■ **SET TASK**: From the data that follows, copy every line holding the string "text".

■ **ENTRIES**:
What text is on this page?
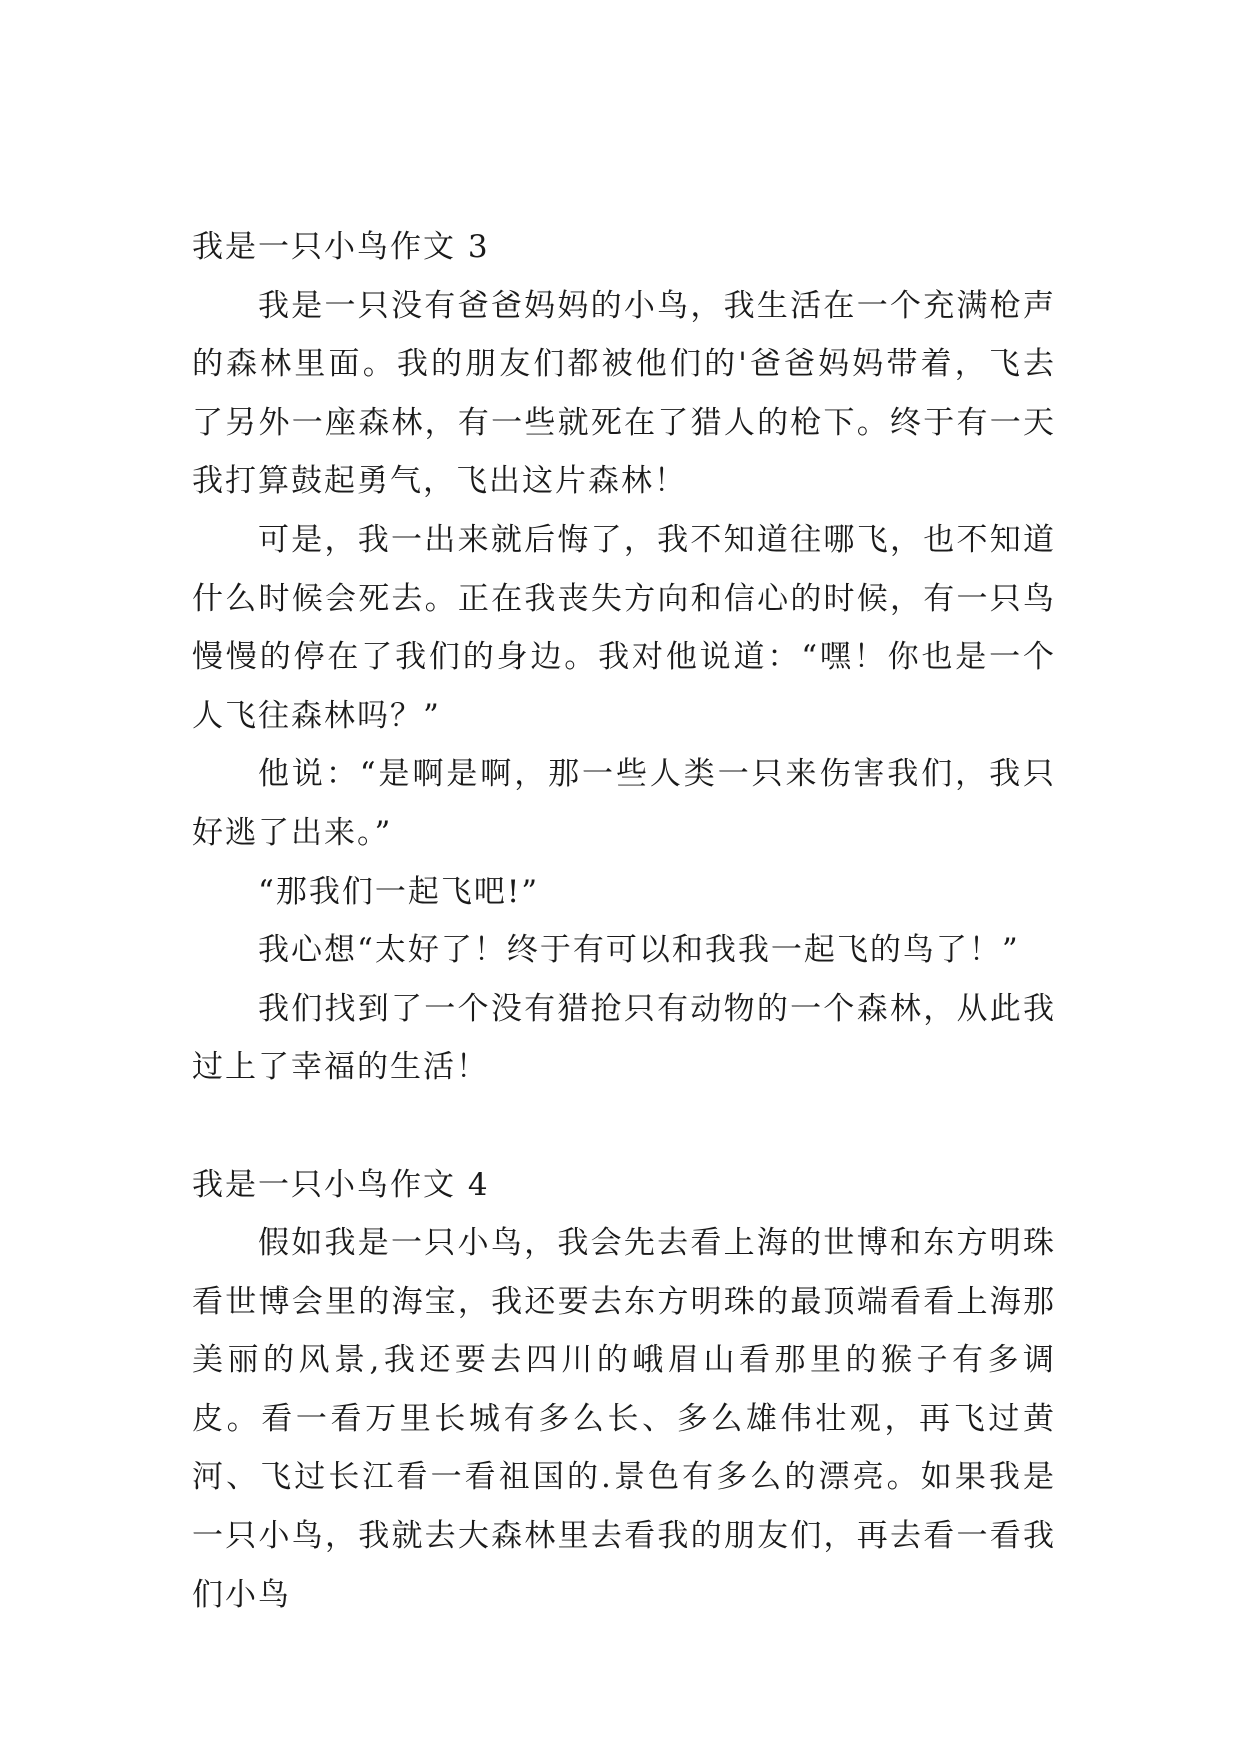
我是一只小鸟作文 3

我是一只没有爸爸妈妈的小鸟，我生活在一个充满枪声的森林里面。我的朋友们都被他们的'爸爸妈妈带着，飞去了另外一座森林，有一些就死在了猎人的枪下。终于有一天我打算鼓起勇气，飞出这片森林！

可是，我一出来就后悔了，我不知道往哪飞，也不知道什么时候会死去。正在我丧失方向和信心的时候，有一只鸟慢慢的停在了我们的身边。我对他说道：“嘿！你也是一个人飞往森林吗？”

他说：“是啊是啊，那一些人类一只来伤害我们，我只好逃了出来。”

“那我们一起飞吧!”

我心想“太好了！终于有可以和我我一起飞的鸟了！”

我们找到了一个没有猎抢只有动物的一个森林，从此我过上了幸福的生活！

我是一只小鸟作文 4

假如我是一只小鸟，我会先去看上海的世博和东方明珠看世博会里的海宝，我还要去东方明珠的最顶端看看上海那美丽的风景,我还要去四川的峨眉山看那里的猴子有多调皮。看一看万里长城有多么长、多么雄伟壮观，再飞过黄河、飞过长江看一看祖国的.景色有多么的漂亮。如果我是一只小鸟，我就去大森林里去看我的朋友们，再去看一看我们小鸟
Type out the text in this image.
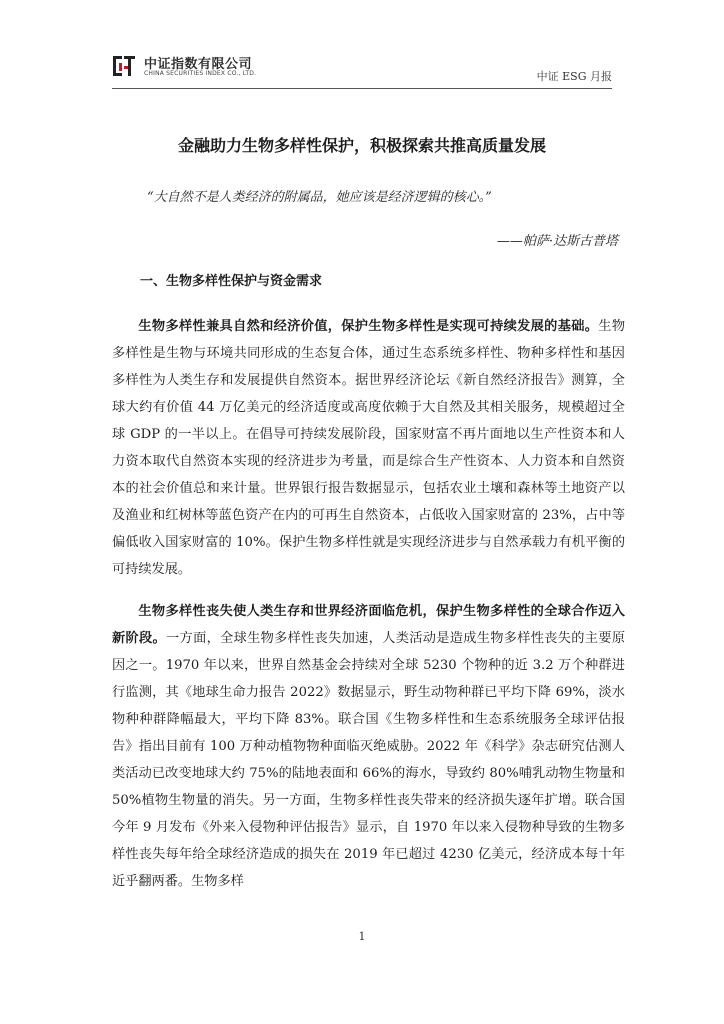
中证指数有限公司
CHINA SECURITIES INDEX CO., LTD.	中证 ESG 月报
金融助力生物多样性保护，积极探索共推高质量发展
“大自然不是人类经济的附属品，她应该是经济逻辑的核心。”
——帕萨·达斯古普塔
一、生物多样性保护与资金需求

生物多样性兼具自然和经济价值，保护生物多样性是实现可持续发展的基础。生物多样性是生物与环境共同形成的生态复合体，通过生态系统多样性、物种多样性和基因多样性为人类生存和发展提供自然资本。据世界经济论坛《新自然经济报告》测算，全球大约有价值 44 万亿美元的经济适度或高度依赖于大自然及其相关服务，规模超过全球 GDP 的一半以上。在倡导可持续发展阶段，国家财富不再片面地以生产性资本和人力资本取代自然资本实现的经济进步为考量，而是综合生产性资本、人力资本和自然资本的社会价值总和来计量。世界银行报告数据显示，包括农业土壤和森林等土地资产以及渔业和红树林等蓝色资产在内的可再生自然资本，占低收入国家财富的 23%，占中等偏低收入国家财富的 10%。保护生物多样性就是实现经济进步与自然承载力有机平衡的可持续发展。

生物多样性丧失使人类生存和世界经济面临危机，保护生物多样性的全球合作迈入新阶段。一方面，全球生物多样性丧失加速，人类活动是造成生物多样性丧失的主要原因之一。1970 年以来，世界自然基金会持续对全球 5230 个物种的近 3.2 万个种群进行监测，其《地球生命力报告 2022》数据显示，野生动物种群已平均下降 69%，淡水物种种群降幅最大，平均下降 83%。联合国《生物多样性和生态系统服务全球评估报告》指出目前有 100 万种动植物物种面临灭绝威胁。2022 年《科学》杂志研究估测人类活动已改变地球大约 75%的陆地表面和 66%的海水，导致约 80%哺乳动物生物量和 50%植物生物量的消失。另一方面，生物多样性丧失带来的经济损失逐年扩增。联合国今年 9 月发布《外来入侵物种评估报告》显示，自 1970 年以来入侵物种导致的生物多样性丧失每年给全球经济造成的损失在 2019 年已超过 4230 亿美元，经济成本每十年近乎翻两番。生物多样

1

■ **TASK RESULT**:
What text is on this page?
Type out the text in this image.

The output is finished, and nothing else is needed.